▸ **Stored items**
** Begin **
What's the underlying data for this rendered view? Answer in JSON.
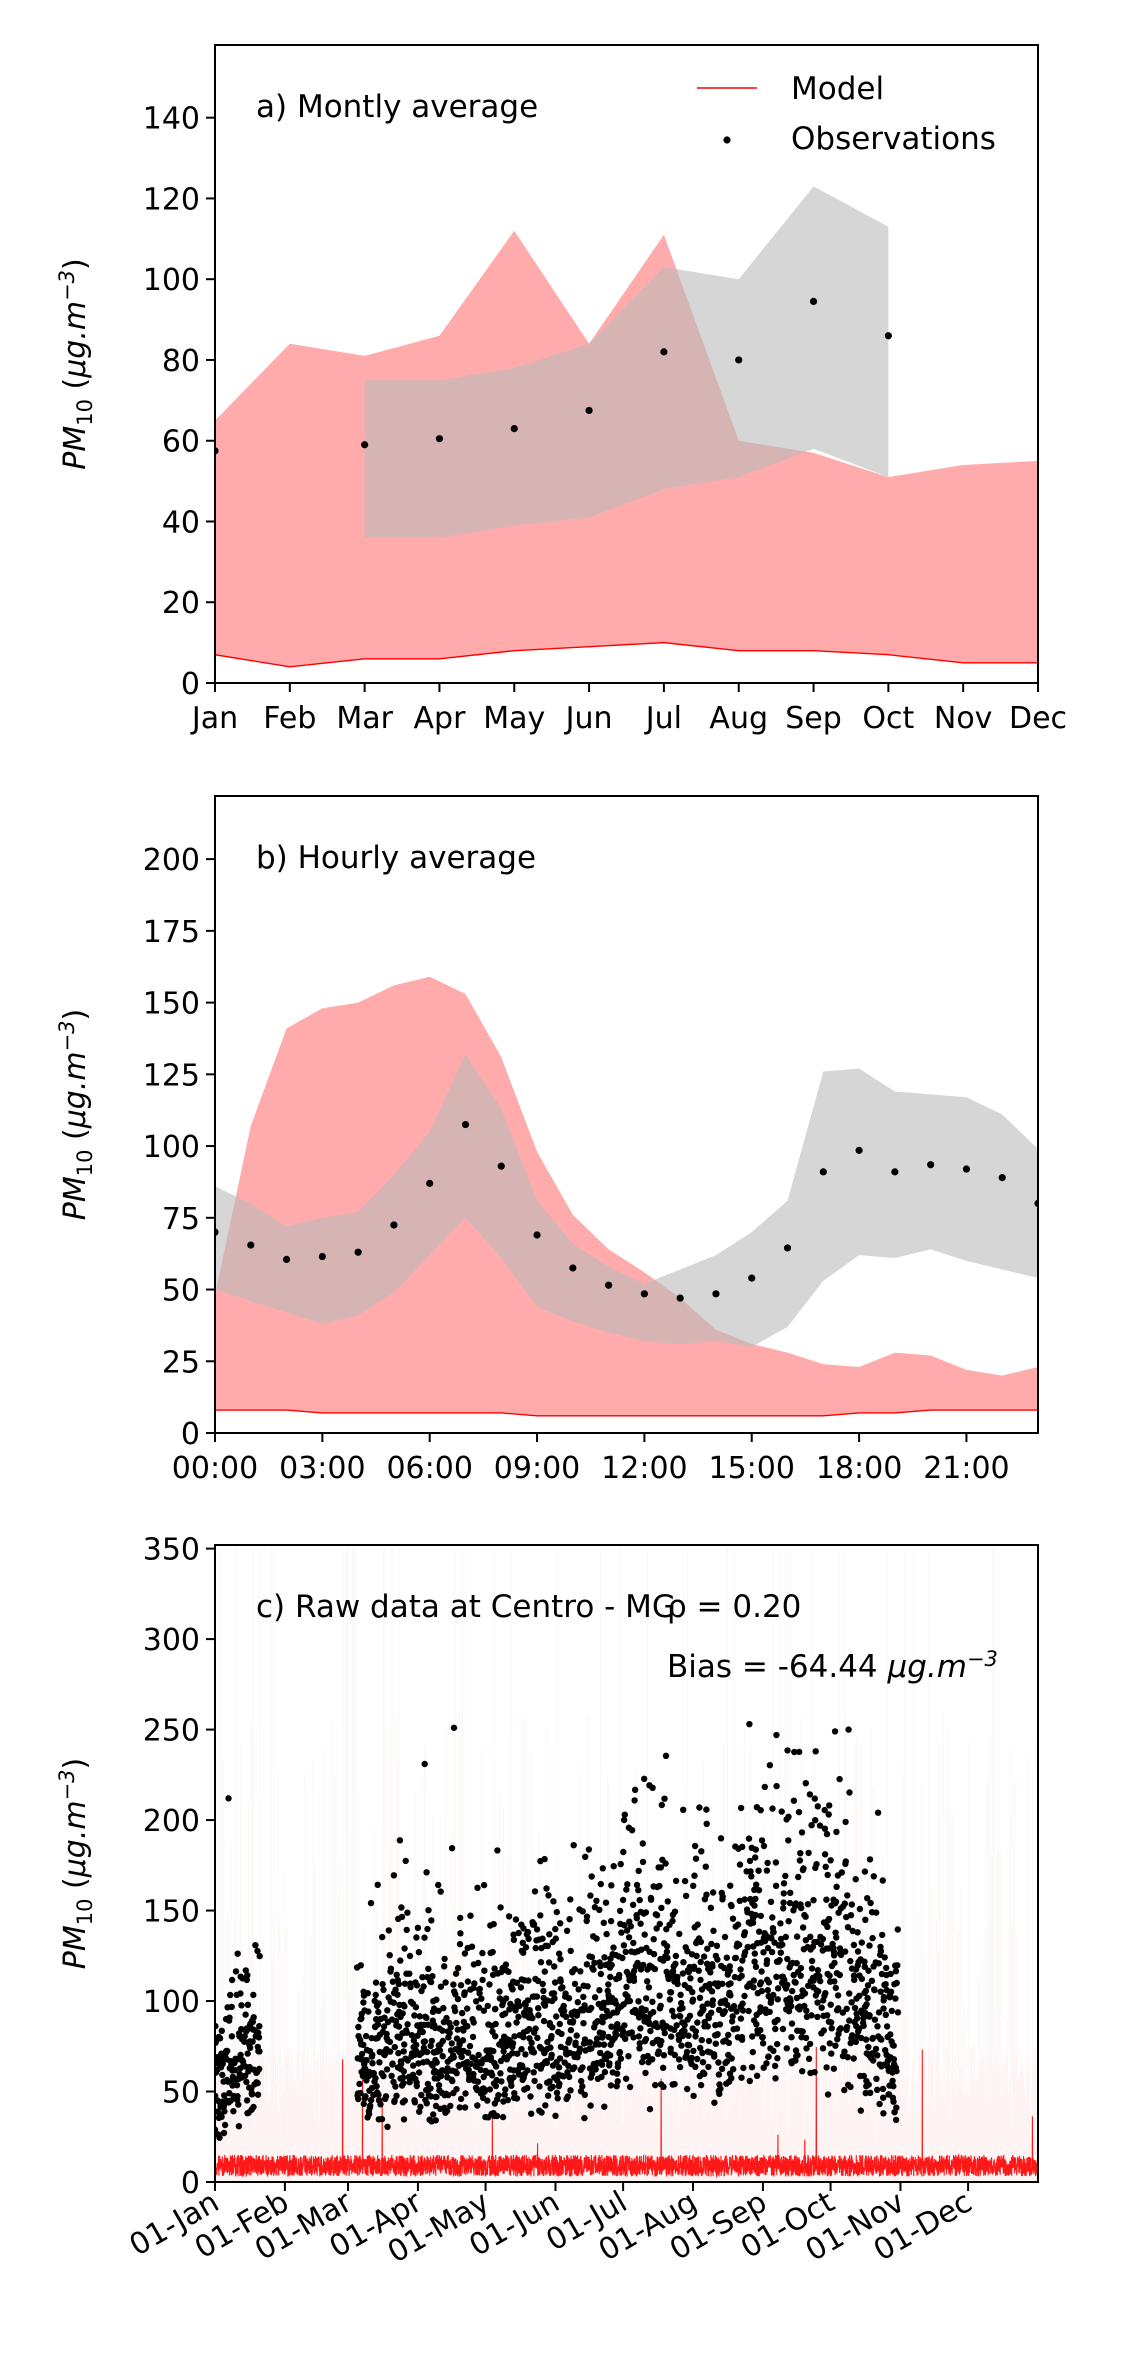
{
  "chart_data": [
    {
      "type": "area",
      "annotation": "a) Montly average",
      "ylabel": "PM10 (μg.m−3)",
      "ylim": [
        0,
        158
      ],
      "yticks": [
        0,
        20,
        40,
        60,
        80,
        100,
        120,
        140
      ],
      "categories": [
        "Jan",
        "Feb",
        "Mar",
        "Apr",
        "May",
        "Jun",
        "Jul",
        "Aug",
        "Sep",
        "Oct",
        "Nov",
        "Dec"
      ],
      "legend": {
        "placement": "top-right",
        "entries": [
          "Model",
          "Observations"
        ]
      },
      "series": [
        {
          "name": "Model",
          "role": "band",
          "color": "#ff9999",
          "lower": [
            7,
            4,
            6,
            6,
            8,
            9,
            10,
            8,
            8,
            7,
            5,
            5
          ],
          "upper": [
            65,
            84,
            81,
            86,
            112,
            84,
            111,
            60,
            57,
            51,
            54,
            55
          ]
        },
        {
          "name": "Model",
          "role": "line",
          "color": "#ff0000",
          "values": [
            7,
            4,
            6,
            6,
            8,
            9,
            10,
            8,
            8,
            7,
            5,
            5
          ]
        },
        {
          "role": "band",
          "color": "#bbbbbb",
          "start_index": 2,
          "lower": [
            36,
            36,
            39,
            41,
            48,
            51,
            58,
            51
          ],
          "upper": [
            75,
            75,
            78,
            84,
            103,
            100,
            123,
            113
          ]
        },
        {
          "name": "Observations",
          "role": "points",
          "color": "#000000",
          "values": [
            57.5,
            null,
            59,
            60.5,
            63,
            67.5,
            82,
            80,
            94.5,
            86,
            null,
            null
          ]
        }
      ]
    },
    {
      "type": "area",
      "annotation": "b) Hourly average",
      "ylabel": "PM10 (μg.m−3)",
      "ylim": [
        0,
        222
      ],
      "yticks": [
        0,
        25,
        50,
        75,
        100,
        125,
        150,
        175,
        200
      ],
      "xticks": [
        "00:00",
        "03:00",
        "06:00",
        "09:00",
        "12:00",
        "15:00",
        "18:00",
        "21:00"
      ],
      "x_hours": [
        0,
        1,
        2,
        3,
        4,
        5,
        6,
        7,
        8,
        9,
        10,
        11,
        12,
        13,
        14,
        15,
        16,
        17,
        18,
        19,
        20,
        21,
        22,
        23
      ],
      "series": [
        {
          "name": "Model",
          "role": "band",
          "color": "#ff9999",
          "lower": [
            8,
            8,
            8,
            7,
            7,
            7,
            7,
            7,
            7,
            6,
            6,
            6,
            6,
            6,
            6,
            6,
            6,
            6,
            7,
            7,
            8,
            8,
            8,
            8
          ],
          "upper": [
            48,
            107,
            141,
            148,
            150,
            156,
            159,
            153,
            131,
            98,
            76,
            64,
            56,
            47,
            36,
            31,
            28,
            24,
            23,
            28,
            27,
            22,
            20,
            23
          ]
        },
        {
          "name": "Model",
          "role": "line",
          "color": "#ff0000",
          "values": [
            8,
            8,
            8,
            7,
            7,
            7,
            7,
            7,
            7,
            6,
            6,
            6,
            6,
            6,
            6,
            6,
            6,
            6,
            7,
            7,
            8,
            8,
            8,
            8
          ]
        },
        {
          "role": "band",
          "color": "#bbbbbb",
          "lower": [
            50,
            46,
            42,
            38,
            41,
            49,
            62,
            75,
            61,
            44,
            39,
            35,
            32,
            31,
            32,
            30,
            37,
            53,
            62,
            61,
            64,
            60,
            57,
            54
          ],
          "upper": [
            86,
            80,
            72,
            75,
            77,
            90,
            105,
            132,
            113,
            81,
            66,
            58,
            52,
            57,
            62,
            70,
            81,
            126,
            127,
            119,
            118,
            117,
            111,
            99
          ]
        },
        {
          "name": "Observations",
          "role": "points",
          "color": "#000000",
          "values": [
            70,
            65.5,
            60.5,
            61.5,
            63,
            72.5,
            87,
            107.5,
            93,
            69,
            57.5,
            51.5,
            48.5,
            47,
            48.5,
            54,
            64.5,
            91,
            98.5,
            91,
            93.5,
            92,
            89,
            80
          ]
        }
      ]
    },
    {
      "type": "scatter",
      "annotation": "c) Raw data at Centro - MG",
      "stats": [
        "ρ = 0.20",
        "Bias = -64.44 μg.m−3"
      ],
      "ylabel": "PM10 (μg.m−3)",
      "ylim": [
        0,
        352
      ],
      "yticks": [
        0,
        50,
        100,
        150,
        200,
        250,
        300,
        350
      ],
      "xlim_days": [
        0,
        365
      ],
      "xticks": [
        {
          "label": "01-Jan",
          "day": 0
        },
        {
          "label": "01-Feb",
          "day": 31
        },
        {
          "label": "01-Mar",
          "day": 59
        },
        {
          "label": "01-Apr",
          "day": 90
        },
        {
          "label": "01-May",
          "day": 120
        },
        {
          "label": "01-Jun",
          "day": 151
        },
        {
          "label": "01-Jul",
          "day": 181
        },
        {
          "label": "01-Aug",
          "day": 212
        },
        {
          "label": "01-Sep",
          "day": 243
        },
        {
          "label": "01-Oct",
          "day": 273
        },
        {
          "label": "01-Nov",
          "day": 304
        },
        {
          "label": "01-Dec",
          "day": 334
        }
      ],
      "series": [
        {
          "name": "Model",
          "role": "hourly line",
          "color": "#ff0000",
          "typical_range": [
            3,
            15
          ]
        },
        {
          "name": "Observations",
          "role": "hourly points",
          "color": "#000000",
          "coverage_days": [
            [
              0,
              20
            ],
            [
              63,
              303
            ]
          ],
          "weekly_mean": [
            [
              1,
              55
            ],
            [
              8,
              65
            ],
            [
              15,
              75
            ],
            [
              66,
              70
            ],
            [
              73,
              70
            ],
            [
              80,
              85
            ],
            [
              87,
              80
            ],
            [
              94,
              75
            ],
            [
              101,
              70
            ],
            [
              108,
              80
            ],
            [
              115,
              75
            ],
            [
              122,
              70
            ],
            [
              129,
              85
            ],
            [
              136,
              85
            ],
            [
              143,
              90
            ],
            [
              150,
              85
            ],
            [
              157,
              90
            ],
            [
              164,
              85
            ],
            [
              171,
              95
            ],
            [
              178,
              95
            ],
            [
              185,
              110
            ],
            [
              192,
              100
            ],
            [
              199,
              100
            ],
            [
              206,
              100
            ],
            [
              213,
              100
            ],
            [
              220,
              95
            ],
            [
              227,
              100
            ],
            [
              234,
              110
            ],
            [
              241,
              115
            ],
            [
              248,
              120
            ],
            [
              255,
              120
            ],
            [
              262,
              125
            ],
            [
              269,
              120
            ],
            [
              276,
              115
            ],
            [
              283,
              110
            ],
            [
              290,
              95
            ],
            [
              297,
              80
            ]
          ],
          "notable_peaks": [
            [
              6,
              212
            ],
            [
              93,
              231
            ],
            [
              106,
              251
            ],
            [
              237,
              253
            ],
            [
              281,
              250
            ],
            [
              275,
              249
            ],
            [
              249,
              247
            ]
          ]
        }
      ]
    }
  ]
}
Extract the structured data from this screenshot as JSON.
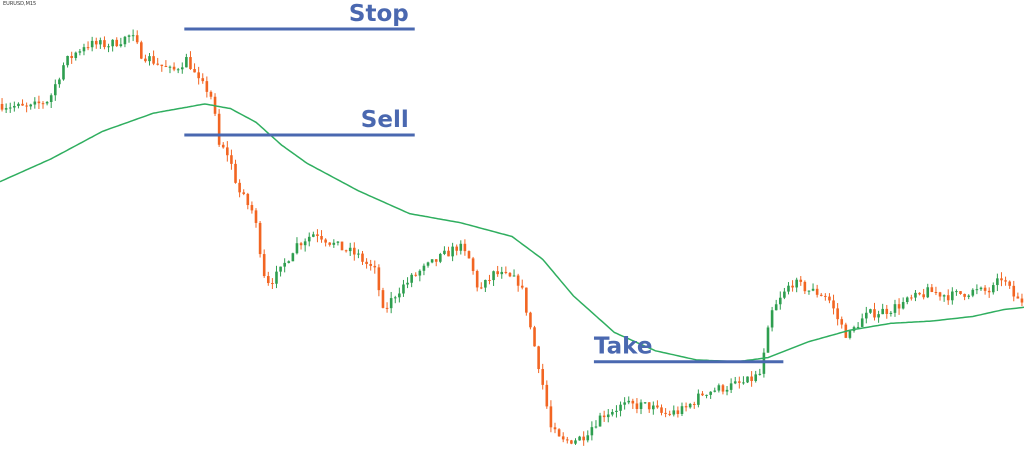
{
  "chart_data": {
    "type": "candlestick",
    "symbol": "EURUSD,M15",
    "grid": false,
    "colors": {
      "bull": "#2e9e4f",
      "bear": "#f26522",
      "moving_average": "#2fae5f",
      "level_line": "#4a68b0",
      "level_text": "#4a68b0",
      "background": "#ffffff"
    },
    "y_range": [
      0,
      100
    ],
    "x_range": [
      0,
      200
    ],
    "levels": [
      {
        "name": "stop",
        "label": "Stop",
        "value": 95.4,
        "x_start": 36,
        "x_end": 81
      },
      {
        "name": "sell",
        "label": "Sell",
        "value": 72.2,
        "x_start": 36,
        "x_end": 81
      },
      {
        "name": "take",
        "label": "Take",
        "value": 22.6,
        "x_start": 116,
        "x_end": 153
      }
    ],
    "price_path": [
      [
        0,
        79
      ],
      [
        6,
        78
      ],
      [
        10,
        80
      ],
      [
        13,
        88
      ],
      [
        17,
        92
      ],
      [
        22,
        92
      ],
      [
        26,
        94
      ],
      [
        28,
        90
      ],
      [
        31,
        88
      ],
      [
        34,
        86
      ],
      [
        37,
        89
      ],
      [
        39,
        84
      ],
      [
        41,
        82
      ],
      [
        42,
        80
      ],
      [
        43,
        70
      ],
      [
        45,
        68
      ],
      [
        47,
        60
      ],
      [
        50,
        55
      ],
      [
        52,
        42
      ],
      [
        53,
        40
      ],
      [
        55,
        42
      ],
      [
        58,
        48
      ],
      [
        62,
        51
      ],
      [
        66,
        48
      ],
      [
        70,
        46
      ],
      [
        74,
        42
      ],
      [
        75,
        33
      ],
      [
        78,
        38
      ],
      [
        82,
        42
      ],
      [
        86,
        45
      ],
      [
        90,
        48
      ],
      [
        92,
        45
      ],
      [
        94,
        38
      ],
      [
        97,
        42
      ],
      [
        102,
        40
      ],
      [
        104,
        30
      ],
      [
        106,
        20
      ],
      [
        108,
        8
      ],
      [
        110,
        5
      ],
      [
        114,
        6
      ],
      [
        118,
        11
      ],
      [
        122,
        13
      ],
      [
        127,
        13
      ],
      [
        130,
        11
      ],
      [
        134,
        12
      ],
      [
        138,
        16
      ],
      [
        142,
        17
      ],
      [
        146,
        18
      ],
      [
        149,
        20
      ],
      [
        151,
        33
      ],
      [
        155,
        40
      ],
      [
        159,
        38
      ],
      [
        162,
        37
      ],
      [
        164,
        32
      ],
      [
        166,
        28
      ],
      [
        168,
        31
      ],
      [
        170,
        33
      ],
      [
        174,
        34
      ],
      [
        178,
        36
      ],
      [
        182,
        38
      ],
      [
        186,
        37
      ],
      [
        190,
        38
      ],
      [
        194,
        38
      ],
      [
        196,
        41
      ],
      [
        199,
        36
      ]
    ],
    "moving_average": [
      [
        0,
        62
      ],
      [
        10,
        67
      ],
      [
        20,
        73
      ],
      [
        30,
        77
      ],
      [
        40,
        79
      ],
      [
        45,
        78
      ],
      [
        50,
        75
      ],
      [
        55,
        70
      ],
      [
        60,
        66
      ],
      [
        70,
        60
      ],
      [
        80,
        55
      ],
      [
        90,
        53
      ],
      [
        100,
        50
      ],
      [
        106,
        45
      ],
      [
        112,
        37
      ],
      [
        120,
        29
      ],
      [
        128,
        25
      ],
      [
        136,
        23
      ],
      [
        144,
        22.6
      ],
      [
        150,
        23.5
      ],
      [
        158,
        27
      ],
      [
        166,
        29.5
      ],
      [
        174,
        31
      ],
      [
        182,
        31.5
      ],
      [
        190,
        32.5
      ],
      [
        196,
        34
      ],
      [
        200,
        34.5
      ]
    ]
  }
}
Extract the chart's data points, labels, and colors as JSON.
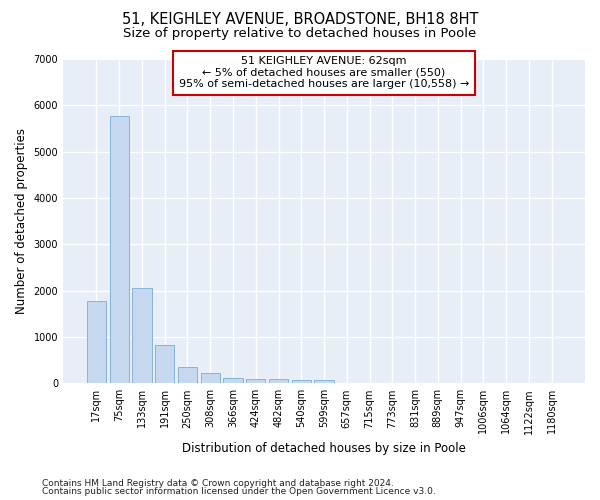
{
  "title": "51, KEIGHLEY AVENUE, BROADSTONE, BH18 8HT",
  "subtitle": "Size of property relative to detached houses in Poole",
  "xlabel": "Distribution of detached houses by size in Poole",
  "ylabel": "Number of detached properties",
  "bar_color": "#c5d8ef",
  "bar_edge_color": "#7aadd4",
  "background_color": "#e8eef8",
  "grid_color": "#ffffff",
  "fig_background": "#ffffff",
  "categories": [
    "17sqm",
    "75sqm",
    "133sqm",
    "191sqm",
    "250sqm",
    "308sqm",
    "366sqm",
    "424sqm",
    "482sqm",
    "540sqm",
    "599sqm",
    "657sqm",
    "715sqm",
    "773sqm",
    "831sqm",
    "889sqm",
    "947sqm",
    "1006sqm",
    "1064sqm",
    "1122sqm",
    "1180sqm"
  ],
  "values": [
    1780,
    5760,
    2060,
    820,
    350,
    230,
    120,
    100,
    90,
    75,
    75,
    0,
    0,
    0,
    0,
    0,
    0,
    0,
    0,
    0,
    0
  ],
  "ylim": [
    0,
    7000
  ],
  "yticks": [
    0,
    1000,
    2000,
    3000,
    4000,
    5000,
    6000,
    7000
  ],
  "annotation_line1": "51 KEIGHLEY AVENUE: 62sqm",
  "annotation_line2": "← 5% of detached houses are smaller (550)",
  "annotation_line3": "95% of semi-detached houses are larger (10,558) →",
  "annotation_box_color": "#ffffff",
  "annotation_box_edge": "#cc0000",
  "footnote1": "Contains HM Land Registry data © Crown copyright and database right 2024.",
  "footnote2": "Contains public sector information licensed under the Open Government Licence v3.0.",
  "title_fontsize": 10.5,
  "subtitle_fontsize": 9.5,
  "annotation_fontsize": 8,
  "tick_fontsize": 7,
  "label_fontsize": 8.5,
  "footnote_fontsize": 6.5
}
** End **
▸ **Exercise instructions**
Go through the listing above line by line and say how many lines hold the word "right". Reply with that number only.

▸ **Finished exercise**
2